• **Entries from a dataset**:
#####

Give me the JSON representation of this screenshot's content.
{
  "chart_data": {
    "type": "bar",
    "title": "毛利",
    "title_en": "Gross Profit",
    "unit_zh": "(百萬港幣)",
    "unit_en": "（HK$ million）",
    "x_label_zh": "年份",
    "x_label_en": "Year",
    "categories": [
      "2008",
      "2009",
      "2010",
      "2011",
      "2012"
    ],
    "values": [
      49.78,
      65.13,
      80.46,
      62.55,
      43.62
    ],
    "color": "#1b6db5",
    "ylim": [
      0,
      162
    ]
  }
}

#####

• **Given task**:
Repeat the material above in full, quoting it exactly.

• **In response**:
Give me the JSON representation of this screenshot's content.
{
  "chart_data": {
    "type": "bar",
    "title": "毛利",
    "title_en": "Gross Profit",
    "unit_zh": "(百萬港幣)",
    "unit_en": "（HK$ million）",
    "x_label_zh": "年份",
    "x_label_en": "Year",
    "categories": [
      "2008",
      "2009",
      "2010",
      "2011",
      "2012"
    ],
    "values": [
      49.78,
      65.13,
      80.46,
      62.55,
      43.62
    ],
    "color": "#1b6db5",
    "ylim": [
      0,
      162
    ]
  }
}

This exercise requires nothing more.